Dataset extract:

***

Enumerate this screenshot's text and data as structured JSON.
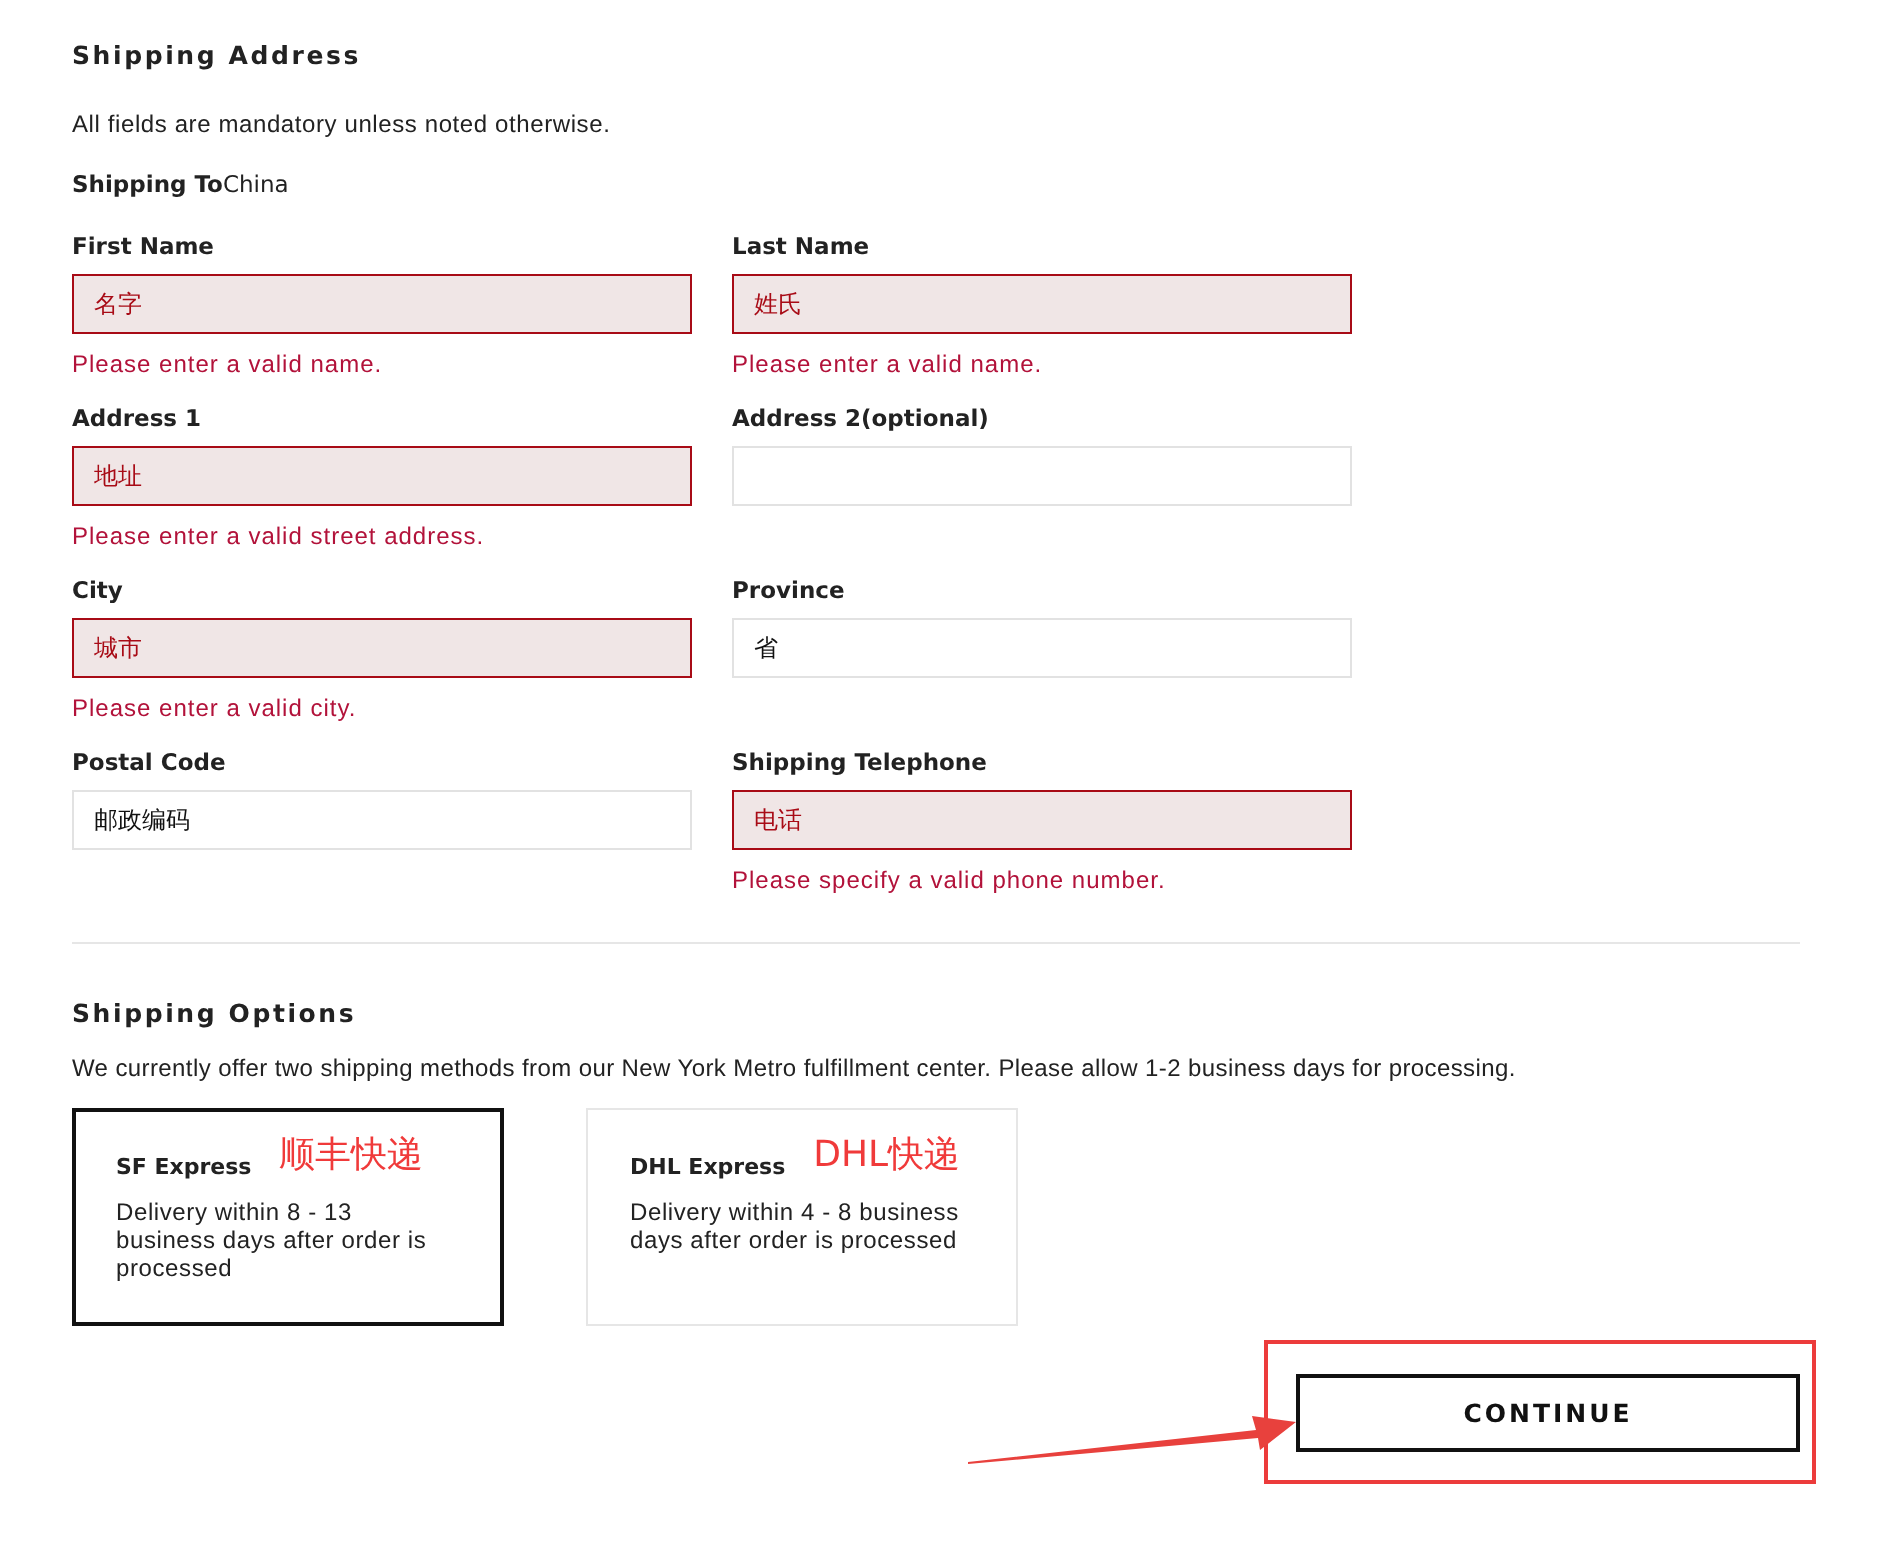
{
  "shipping_address": {
    "title": "Shipping Address",
    "note": "All fields are mandatory unless noted otherwise.",
    "shipping_to_label": "Shipping To",
    "shipping_to_value": "China",
    "fields": [
      {
        "label": "First Name",
        "value": "名字",
        "invalid": true,
        "error": "Please enter a valid name."
      },
      {
        "label": "Last Name",
        "value": "姓氏",
        "invalid": true,
        "error": "Please enter a valid name."
      },
      {
        "label": "Address 1",
        "value": "地址",
        "invalid": true,
        "error": "Please enter a valid street address."
      },
      {
        "label": "Address 2(optional)",
        "invalid": false
      },
      {
        "label": "City",
        "value": "城市",
        "invalid": true,
        "error": "Please enter a valid city."
      },
      {
        "label": "Province",
        "value": "省",
        "invalid": false
      },
      {
        "label": "Postal Code",
        "value": "邮政编码",
        "invalid": false
      },
      {
        "label": "Shipping Telephone",
        "value": "电话",
        "invalid": true,
        "error": "Please specify a valid phone number."
      }
    ]
  },
  "shipping_options": {
    "title": "Shipping Options",
    "description": "We currently offer two shipping methods from our New York Metro fulfillment center. Please allow 1-2 business days for processing.",
    "options": [
      {
        "name": "SF Express",
        "annotation": "顺丰快递",
        "details": "Delivery within 8 - 13 business days after order is processed",
        "selected": true
      },
      {
        "name": "DHL Express",
        "annotation": "DHL快递",
        "details": "Delivery within 4 - 8 business days after order is processed",
        "selected": false
      }
    ]
  },
  "continue_button": {
    "label": "CONTINUE",
    "highlighted": true
  }
}
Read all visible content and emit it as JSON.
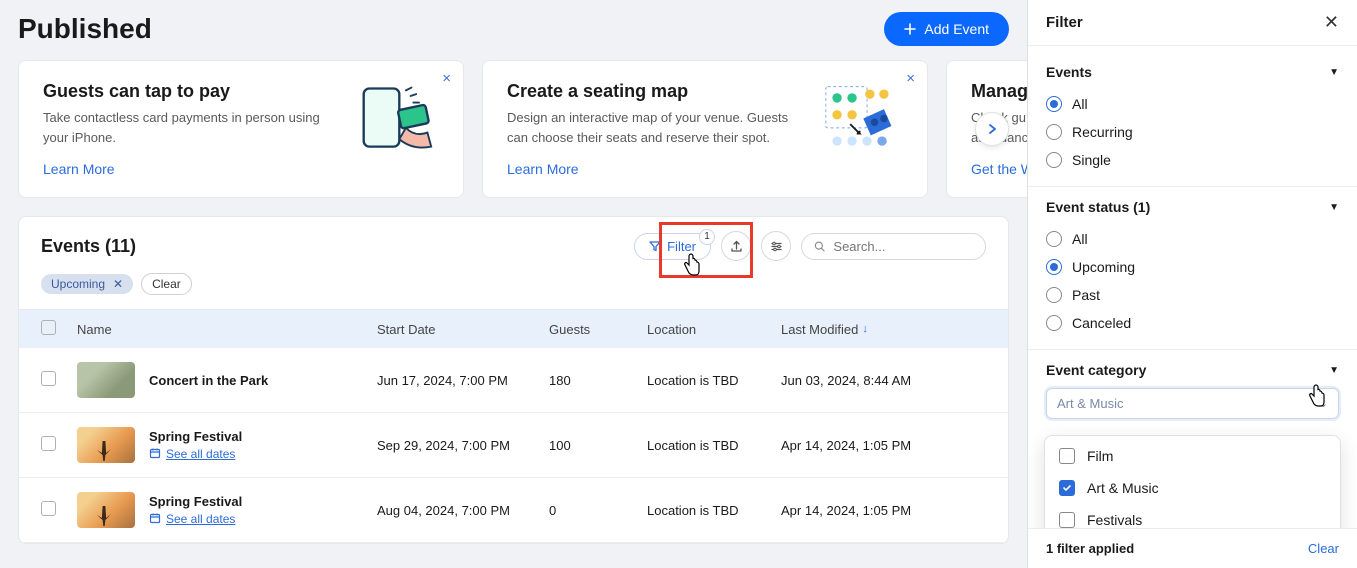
{
  "page": {
    "title": "Published",
    "add_event": "Add Event"
  },
  "cards": [
    {
      "title": "Guests can tap to pay",
      "desc": "Take contactless card payments in person using your iPhone.",
      "link": "Learn More"
    },
    {
      "title": "Create a seating map",
      "desc": "Design an interactive map of your venue. Guests can choose their seats and reserve their spot.",
      "link": "Learn More"
    },
    {
      "title": "Manage",
      "desc": "Check gu\nattendanc",
      "link": "Get the W"
    }
  ],
  "events": {
    "heading": "Events (11)",
    "filter_label": "Filter",
    "filter_badge": "1",
    "search_placeholder": "Search...",
    "chip_upcoming": "Upcoming",
    "chip_clear": "Clear",
    "columns": {
      "name": "Name",
      "start": "Start Date",
      "guests": "Guests",
      "location": "Location",
      "modified": "Last Modified"
    },
    "see_all": "See all dates",
    "rows": [
      {
        "name": "Concert in the Park",
        "start": "Jun 17, 2024, 7:00 PM",
        "guests": "180",
        "location": "Location is TBD",
        "modified": "Jun 03, 2024, 8:44 AM",
        "recurring": false
      },
      {
        "name": "Spring Festival",
        "start": "Sep 29, 2024, 7:00 PM",
        "guests": "100",
        "location": "Location is TBD",
        "modified": "Apr 14, 2024, 1:05 PM",
        "recurring": true
      },
      {
        "name": "Spring Festival",
        "start": "Aug 04, 2024, 7:00 PM",
        "guests": "0",
        "location": "Location is TBD",
        "modified": "Apr 14, 2024, 1:05 PM",
        "recurring": true
      }
    ]
  },
  "filter": {
    "title": "Filter",
    "events_section": {
      "title": "Events",
      "options": [
        "All",
        "Recurring",
        "Single"
      ],
      "selected": "All"
    },
    "status_section": {
      "title": "Event status (1)",
      "options": [
        "All",
        "Upcoming",
        "Past",
        "Canceled"
      ],
      "selected": "Upcoming"
    },
    "category_section": {
      "title": "Event category",
      "placeholder": "Art & Music",
      "options": [
        {
          "label": "Film",
          "checked": false
        },
        {
          "label": "Art & Music",
          "checked": true
        },
        {
          "label": "Festivals",
          "checked": false
        }
      ]
    },
    "footer": {
      "applied": "1 filter applied",
      "clear": "Clear"
    }
  }
}
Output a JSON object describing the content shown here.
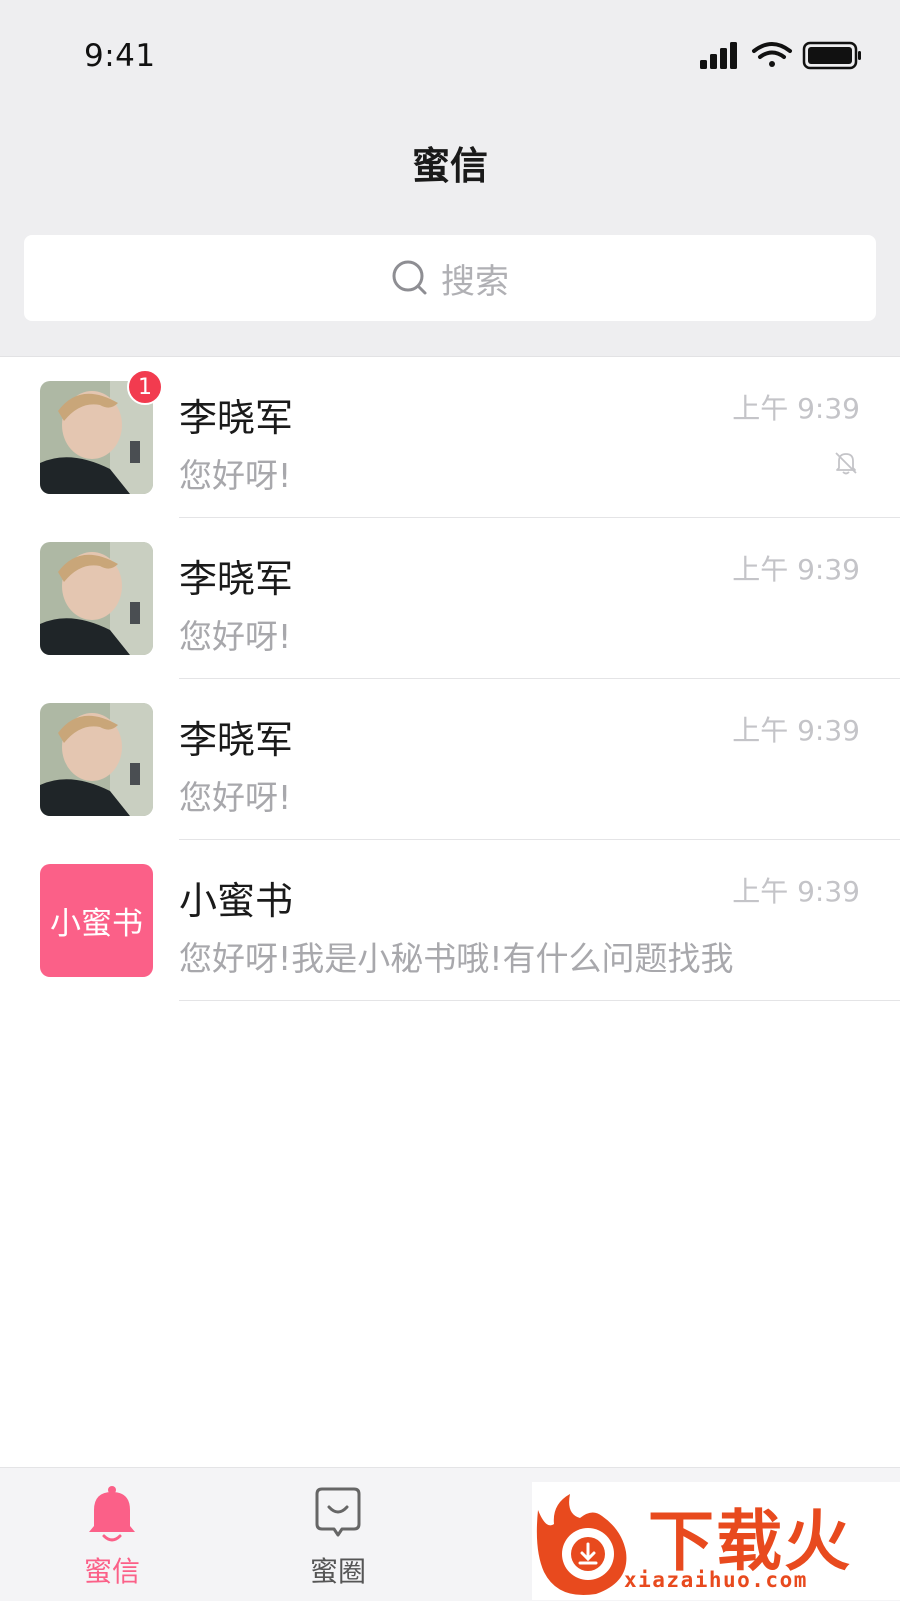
{
  "status_bar": {
    "time": "9:41"
  },
  "nav": {
    "title": "蜜信"
  },
  "search": {
    "placeholder": "搜索"
  },
  "conversations": [
    {
      "name": "李晓军",
      "time": "上午 9:39",
      "preview": "您好呀!",
      "badge": "1",
      "muted": true,
      "avatar_icon": "user-photo"
    },
    {
      "name": "李晓军",
      "time": "上午 9:39",
      "preview": "您好呀!",
      "avatar_icon": "user-photo"
    },
    {
      "name": "李晓军",
      "time": "上午 9:39",
      "preview": "您好呀!",
      "avatar_icon": "user-photo"
    },
    {
      "name": "小蜜书",
      "time": "上午 9:39",
      "preview": "您好呀!我是小秘书哦!有什么问题找我",
      "avatar_text": "小蜜书",
      "avatar_color": "#fb6088"
    }
  ],
  "tabbar": {
    "tabs": [
      {
        "label": "蜜信",
        "icon": "bell-icon",
        "active": true
      },
      {
        "label": "蜜圈",
        "icon": "chat-bubble-icon",
        "active": false
      }
    ]
  },
  "watermark": {
    "text": "下载火",
    "url": "xiazaihuo.com"
  },
  "colors": {
    "accent": "#fb6088",
    "badge": "#f23b4f",
    "watermark": "#e84a1e"
  }
}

***

Exercise aim: All preceding records should be duplicated verbatim, images excepted.

Full solution:
Enumerate this screenshot's text and data as structured JSON.
{
  "shipping_address": {
    "title": "Shipping Address",
    "note": "All fields are mandatory unless noted otherwise.",
    "shipping_to_label": "Shipping To",
    "shipping_to_value": "China",
    "fields": [
      {
        "label": "First Name",
        "value": "名字",
        "invalid": true,
        "error": "Please enter a valid name."
      },
      {
        "label": "Last Name",
        "value": "姓氏",
        "invalid": true,
        "error": "Please enter a valid name."
      },
      {
        "label": "Address 1",
        "value": "地址",
        "invalid": true,
        "error": "Please enter a valid street address."
      },
      {
        "label": "Address 2(optional)",
        "invalid": false
      },
      {
        "label": "City",
        "value": "城市",
        "invalid": true,
        "error": "Please enter a valid city."
      },
      {
        "label": "Province",
        "value": "省",
        "invalid": false
      },
      {
        "label": "Postal Code",
        "value": "邮政编码",
        "invalid": false
      },
      {
        "label": "Shipping Telephone",
        "value": "电话",
        "invalid": true,
        "error": "Please specify a valid phone number."
      }
    ]
  },
  "shipping_options": {
    "title": "Shipping Options",
    "description": "We currently offer two shipping methods from our New York Metro fulfillment center. Please allow 1-2 business days for processing.",
    "options": [
      {
        "name": "SF Express",
        "annotation": "顺丰快递",
        "details": "Delivery within 8 - 13 business days after order is processed",
        "selected": true
      },
      {
        "name": "DHL Express",
        "annotation": "DHL快递",
        "details": "Delivery within 4 - 8 business days after order is processed",
        "selected": false
      }
    ]
  },
  "continue_button": {
    "label": "CONTINUE",
    "highlighted": true
  }
}
Read all visible content and emit it as JSON.
{
  "page": {
    "title": "Published",
    "add_event": "Add Event"
  },
  "cards": [
    {
      "title": "Guests can tap to pay",
      "desc": "Take contactless card payments in person using your iPhone.",
      "link": "Learn More"
    },
    {
      "title": "Create a seating map",
      "desc": "Design an interactive map of your venue. Guests can choose their seats and reserve their spot.",
      "link": "Learn More"
    },
    {
      "title": "Manage",
      "desc": "Check gu\nattendanc",
      "link": "Get the W"
    }
  ],
  "events": {
    "heading": "Events (11)",
    "filter_label": "Filter",
    "filter_badge": "1",
    "search_placeholder": "Search...",
    "chip_upcoming": "Upcoming",
    "chip_clear": "Clear",
    "columns": {
      "name": "Name",
      "start": "Start Date",
      "guests": "Guests",
      "location": "Location",
      "modified": "Last Modified"
    },
    "see_all": "See all dates",
    "rows": [
      {
        "name": "Concert in the Park",
        "start": "Jun 17, 2024, 7:00 PM",
        "guests": "180",
        "location": "Location is TBD",
        "modified": "Jun 03, 2024, 8:44 AM",
        "recurring": false
      },
      {
        "name": "Spring Festival",
        "start": "Sep 29, 2024, 7:00 PM",
        "guests": "100",
        "location": "Location is TBD",
        "modified": "Apr 14, 2024, 1:05 PM",
        "recurring": true
      },
      {
        "name": "Spring Festival",
        "start": "Aug 04, 2024, 7:00 PM",
        "guests": "0",
        "location": "Location is TBD",
        "modified": "Apr 14, 2024, 1:05 PM",
        "recurring": true
      }
    ]
  },
  "filter": {
    "title": "Filter",
    "events_section": {
      "title": "Events",
      "options": [
        "All",
        "Recurring",
        "Single"
      ],
      "selected": "All"
    },
    "status_section": {
      "title": "Event status (1)",
      "options": [
        "All",
        "Upcoming",
        "Past",
        "Canceled"
      ],
      "selected": "Upcoming"
    },
    "category_section": {
      "title": "Event category",
      "placeholder": "Art & Music",
      "options": [
        {
          "label": "Film",
          "checked": false
        },
        {
          "label": "Art & Music",
          "checked": true
        },
        {
          "label": "Festivals",
          "checked": false
        }
      ]
    },
    "footer": {
      "applied": "1 filter applied",
      "clear": "Clear"
    }
  }
}
Output a JSON object describing the content shown here.
{
  "status_bar": {
    "time": "9:41"
  },
  "nav": {
    "title": "蜜信"
  },
  "search": {
    "placeholder": "搜索"
  },
  "conversations": [
    {
      "name": "李晓军",
      "time": "上午 9:39",
      "preview": "您好呀!",
      "badge": "1",
      "muted": true,
      "avatar_icon": "user-photo"
    },
    {
      "name": "李晓军",
      "time": "上午 9:39",
      "preview": "您好呀!",
      "avatar_icon": "user-photo"
    },
    {
      "name": "李晓军",
      "time": "上午 9:39",
      "preview": "您好呀!",
      "avatar_icon": "user-photo"
    },
    {
      "name": "小蜜书",
      "time": "上午 9:39",
      "preview": "您好呀!我是小秘书哦!有什么问题找我",
      "avatar_text": "小蜜书",
      "avatar_color": "#fb6088"
    }
  ],
  "tabbar": {
    "tabs": [
      {
        "label": "蜜信",
        "icon": "bell-icon",
        "active": true
      },
      {
        "label": "蜜圈",
        "icon": "chat-bubble-icon",
        "active": false
      }
    ]
  },
  "watermark": {
    "text": "下载火",
    "url": "xiazaihuo.com"
  },
  "colors": {
    "accent": "#fb6088",
    "badge": "#f23b4f",
    "watermark": "#e84a1e"
  }
}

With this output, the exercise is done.